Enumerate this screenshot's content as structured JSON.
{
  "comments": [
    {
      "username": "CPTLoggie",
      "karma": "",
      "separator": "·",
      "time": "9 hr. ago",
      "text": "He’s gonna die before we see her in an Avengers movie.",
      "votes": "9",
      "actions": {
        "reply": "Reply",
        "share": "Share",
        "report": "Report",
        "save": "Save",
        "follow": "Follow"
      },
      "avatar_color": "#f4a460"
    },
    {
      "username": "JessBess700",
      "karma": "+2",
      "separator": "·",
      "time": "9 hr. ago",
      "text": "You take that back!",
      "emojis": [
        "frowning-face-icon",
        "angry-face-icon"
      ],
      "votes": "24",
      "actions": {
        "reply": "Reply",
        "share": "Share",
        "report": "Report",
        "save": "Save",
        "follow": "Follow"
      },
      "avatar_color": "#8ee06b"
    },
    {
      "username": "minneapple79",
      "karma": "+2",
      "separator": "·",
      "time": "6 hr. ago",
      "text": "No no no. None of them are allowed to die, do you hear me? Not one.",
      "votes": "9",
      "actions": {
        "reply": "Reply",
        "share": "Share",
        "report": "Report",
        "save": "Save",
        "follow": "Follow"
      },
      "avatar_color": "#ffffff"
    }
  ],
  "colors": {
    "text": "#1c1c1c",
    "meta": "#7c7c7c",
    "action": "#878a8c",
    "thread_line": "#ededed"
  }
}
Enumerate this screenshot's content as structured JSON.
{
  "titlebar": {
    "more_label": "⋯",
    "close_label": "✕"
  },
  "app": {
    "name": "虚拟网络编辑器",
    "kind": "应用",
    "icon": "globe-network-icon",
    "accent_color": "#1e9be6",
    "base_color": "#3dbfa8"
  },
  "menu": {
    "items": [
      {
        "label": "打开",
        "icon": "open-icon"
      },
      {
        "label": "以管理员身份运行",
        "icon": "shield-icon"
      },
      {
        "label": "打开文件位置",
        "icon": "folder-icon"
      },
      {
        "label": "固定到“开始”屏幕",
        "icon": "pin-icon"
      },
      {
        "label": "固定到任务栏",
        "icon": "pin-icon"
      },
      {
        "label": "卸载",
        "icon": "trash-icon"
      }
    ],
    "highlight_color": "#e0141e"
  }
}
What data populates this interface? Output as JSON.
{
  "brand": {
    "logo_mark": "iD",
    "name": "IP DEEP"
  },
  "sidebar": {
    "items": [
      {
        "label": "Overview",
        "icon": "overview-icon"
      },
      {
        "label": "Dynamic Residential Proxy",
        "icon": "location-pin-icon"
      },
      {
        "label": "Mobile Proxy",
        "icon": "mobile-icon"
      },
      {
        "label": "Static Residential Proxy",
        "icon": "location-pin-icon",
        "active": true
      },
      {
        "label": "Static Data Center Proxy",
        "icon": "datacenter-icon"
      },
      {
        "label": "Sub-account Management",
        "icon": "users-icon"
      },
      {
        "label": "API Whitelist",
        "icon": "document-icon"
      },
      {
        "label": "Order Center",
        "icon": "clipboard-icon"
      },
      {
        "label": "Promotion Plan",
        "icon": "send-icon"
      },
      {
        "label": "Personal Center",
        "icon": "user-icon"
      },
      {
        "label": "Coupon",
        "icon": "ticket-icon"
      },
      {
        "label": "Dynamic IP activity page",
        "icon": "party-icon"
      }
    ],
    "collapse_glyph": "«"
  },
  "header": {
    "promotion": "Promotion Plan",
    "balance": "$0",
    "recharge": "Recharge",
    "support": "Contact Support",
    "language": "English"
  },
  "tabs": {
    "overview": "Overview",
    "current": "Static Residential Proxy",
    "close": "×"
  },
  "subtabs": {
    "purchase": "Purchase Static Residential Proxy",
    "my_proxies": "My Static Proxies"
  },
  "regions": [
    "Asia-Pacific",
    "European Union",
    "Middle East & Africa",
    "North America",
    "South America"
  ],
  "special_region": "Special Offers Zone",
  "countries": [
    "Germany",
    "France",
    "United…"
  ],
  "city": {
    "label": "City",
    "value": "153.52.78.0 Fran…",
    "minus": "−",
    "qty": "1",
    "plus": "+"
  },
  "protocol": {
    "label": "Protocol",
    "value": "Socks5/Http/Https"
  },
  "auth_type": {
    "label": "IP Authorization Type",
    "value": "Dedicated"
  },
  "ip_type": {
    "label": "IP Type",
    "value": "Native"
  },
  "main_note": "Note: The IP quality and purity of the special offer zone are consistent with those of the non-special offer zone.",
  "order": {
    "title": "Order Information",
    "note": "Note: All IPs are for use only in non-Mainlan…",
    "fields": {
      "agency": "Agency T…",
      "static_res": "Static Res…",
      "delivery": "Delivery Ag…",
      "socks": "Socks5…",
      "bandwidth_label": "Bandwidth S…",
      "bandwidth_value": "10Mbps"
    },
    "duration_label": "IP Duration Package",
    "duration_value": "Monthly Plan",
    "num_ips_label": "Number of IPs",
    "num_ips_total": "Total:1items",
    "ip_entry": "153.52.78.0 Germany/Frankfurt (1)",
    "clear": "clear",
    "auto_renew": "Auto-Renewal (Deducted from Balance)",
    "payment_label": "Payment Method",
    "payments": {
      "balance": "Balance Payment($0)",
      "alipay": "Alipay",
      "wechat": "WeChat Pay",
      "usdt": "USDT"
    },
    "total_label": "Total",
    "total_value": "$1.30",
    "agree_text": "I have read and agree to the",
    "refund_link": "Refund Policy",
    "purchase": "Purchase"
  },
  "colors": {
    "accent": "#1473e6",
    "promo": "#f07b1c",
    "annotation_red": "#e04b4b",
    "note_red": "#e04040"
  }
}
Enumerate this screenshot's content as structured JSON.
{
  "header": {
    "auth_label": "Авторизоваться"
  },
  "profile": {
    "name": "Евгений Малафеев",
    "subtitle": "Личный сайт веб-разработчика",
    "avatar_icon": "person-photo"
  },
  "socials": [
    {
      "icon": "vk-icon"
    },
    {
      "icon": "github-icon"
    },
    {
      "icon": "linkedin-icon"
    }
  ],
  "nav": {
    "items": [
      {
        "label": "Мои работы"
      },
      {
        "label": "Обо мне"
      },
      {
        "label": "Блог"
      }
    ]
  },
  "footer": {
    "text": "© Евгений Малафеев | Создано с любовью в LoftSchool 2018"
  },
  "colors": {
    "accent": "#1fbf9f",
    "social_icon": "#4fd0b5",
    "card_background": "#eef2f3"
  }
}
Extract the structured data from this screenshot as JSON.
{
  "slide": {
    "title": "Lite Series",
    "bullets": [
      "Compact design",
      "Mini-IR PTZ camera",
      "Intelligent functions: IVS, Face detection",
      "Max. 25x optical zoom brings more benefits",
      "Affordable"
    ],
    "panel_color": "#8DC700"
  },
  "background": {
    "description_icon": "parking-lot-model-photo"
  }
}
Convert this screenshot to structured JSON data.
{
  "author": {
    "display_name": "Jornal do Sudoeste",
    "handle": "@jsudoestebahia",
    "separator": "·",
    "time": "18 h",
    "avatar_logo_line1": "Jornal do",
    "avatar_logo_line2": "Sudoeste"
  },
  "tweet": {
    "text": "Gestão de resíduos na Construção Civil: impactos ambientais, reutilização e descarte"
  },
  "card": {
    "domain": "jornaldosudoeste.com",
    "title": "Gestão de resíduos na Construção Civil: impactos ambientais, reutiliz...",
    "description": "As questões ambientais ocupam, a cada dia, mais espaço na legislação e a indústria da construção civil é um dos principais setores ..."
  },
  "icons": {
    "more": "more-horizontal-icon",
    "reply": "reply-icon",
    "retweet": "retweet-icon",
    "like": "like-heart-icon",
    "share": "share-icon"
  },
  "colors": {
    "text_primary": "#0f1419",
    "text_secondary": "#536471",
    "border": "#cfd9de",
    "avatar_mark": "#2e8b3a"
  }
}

####

Exercise description: In the listing above, find the line containing "Extract the structured", then reproduce it and each line after it through the end, exactly and with nothing added.

Answer to the task:
Extract the structured data from this screenshot as JSON.
{
  "slide": {
    "title": "Lite Series",
    "bullets": [
      "Compact design",
      "Mini-IR PTZ camera",
      "Intelligent functions: IVS, Face detection",
      "Max. 25x optical zoom brings more benefits",
      "Affordable"
    ],
    "panel_color": "#8DC700"
  },
  "background": {
    "description_icon": "parking-lot-model-photo"
  }
}
Convert this screenshot to structured JSON data.
{
  "author": {
    "display_name": "Jornal do Sudoeste",
    "handle": "@jsudoestebahia",
    "separator": "·",
    "time": "18 h",
    "avatar_logo_line1": "Jornal do",
    "avatar_logo_line2": "Sudoeste"
  },
  "tweet": {
    "text": "Gestão de resíduos na Construção Civil: impactos ambientais, reutilização e descarte"
  },
  "card": {
    "domain": "jornaldosudoeste.com",
    "title": "Gestão de resíduos na Construção Civil: impactos ambientais, reutiliz...",
    "description": "As questões ambientais ocupam, a cada dia, mais espaço na legislação e a indústria da construção civil é um dos principais setores ..."
  },
  "icons": {
    "more": "more-horizontal-icon",
    "reply": "reply-icon",
    "retweet": "retweet-icon",
    "like": "like-heart-icon",
    "share": "share-icon"
  },
  "colors": {
    "text_primary": "#0f1419",
    "text_secondary": "#536471",
    "border": "#cfd9de",
    "avatar_mark": "#2e8b3a"
  }
}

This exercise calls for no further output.